_EXCERPT TO READ_
────────────────────────────────────────

Karen Leeder (born 1962) is a British writer, translator and scholar of German culture. She is professor of Modern German Literature in the University of Oxford. In 2021 she was elected as Schwarz-Taylor Professor of the German Language and Literature, a position she took up at The Queen's College, Oxford in 2022.

Early life and education
Born in Derbyshire, she lived in Rugby and attended Rugby High School and Rugby School. She studied German at Magdalen College, Oxford and the University of Hamburg.

Career
She taught at Emmanuel College, Cambridge for three years as Official Fellow in German, from 1990 before taking up a post as a Fellow at New College, Oxford in 1993. Her interests include post-war German literature, the literature of the GDR, German poetry in translation, Brecht, Rilke, spectres and angels.

────────────────────────────────────────

_DATA PROVIDED_
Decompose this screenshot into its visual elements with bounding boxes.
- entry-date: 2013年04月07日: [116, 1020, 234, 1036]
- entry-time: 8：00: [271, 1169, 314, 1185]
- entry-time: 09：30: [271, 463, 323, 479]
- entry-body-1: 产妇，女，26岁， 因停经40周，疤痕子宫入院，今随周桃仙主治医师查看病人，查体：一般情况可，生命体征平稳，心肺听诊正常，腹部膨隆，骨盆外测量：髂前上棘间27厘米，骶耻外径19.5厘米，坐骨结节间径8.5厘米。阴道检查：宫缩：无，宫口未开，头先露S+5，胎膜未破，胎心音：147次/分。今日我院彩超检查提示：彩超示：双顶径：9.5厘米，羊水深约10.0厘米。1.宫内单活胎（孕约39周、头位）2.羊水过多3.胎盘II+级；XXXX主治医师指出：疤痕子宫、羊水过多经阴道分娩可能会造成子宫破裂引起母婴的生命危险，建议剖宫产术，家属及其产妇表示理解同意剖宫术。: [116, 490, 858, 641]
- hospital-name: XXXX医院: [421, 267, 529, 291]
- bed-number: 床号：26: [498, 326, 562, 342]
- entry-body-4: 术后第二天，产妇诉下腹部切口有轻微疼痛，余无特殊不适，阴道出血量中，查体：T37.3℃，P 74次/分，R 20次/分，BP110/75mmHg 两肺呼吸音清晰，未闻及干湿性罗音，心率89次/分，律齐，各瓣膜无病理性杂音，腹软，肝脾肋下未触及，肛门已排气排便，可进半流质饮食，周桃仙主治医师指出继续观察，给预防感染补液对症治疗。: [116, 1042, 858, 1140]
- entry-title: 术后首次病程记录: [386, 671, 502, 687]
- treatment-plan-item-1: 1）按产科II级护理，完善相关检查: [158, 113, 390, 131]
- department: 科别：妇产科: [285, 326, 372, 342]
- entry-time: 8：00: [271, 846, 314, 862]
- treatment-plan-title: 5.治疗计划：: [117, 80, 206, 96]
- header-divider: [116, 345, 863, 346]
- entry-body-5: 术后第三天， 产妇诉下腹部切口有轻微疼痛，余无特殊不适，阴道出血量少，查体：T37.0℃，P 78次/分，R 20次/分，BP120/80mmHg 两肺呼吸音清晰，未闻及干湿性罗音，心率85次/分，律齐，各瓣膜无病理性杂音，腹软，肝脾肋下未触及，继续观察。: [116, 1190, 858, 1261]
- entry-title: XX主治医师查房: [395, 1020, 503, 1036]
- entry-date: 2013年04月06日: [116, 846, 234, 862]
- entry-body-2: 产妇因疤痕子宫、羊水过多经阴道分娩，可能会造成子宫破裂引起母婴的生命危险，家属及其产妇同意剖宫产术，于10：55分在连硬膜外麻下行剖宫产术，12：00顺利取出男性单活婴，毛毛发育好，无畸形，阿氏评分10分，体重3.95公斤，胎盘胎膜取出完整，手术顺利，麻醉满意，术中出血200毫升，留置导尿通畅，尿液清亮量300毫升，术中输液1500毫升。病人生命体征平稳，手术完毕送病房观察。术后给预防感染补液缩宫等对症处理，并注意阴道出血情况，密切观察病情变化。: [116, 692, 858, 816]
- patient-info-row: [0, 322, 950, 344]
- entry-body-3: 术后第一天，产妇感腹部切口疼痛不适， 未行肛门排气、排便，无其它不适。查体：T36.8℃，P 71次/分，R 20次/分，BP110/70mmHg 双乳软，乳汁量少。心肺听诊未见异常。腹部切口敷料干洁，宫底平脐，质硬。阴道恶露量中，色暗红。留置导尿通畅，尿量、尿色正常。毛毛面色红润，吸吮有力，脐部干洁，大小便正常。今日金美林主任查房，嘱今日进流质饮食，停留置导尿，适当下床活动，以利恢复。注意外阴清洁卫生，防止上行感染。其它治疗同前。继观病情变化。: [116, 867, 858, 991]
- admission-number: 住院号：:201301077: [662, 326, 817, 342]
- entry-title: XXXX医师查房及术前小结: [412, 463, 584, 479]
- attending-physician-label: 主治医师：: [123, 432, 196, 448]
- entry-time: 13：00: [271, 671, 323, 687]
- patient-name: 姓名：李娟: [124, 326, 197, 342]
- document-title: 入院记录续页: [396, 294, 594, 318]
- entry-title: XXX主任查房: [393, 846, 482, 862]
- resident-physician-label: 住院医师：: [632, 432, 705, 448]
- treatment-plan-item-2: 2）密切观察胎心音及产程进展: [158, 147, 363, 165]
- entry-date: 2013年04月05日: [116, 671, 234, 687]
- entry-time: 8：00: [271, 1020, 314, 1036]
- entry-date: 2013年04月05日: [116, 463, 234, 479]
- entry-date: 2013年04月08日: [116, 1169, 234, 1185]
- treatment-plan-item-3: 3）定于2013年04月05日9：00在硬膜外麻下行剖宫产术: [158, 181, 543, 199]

────────────────────────────────────────

_EXERCISE INSTRUCTIONS_
a. According to the biography of Karen Leeder, how did she come to hold a position at The Queen's College, Oxford in 2022?
b. List every school, college or university that the biography of Karen Leeder names as a place where she attended school or studied.
c. Pick up the biography of Karen Leeder after its last sentence and continue it.
The data following the biography of Karen Leeder comes from a separate source.

_RESULTS FOR EACH TASK_
a. In 2021 she was elected Schwarz-Taylor Professor of the German Language and Literature. She took up that position at The Queen's College, Oxford in 2022.

b.
- Rugby High School
- Rugby School
- Magdalen College, Oxford
- University of Hamburg

c.
From 1993 to 2022 she was Fellow in German at New College Oxford. In 2021 she was elected as Schwarz-Taylor Professor of the German Language and Literature, a position she took up at The Queen's College, Oxford in 2022. She is professor of Modern German Literature in the University of Oxford. In 2023 she embarks on a three-year Einstein fellowship at the Free University of Berlin on the project AfterWords.

In 2017 she became a Fellow of the Royal Society of Arts and in 2020 she was elected to the Academia Europaea.

She is a translator, and she has won prizes for her translations of Volker Braun, Evelyn Schlag, Durs Grünbein and Ulrike Almut Sandig. She has published widely on German culture, including several volumes on Rilke and Brecht. With Christopher Young and Michael Eskin, she was commissioning editor for the de Gruyter series of Companions to Contemporary German Culture (2012–2022).

Publications
 Breaking Boundaries: A New Generation of Poets in the GDR (OUP, 1996).
 With Tom Kuhn, The Young Brecht (London: Libris, 1992, paperback 1996)
 Editor, with Tom Kuhn, Empedocles’ Shoe: Essays on Brecht's poetry (London: Methuen, 2002)
 Editor, with Erdmut Wizisla, O Chicago! O Widerspruch!: Ein Hundert Gedichte auf Brecht (Berlin: Transit, 2006)
 Editor, Schaltstelle: Neue deutsche Lyrik im Dialog, German Monitor 69 (Amsterdam, Atlanta, GA: Rodopi, 2007)
 Editor, Flaschenpost: German Poetry and the Long Twentieth Century, Special Edition of German Life and Letters (GLL, LX, No. 3, 2007)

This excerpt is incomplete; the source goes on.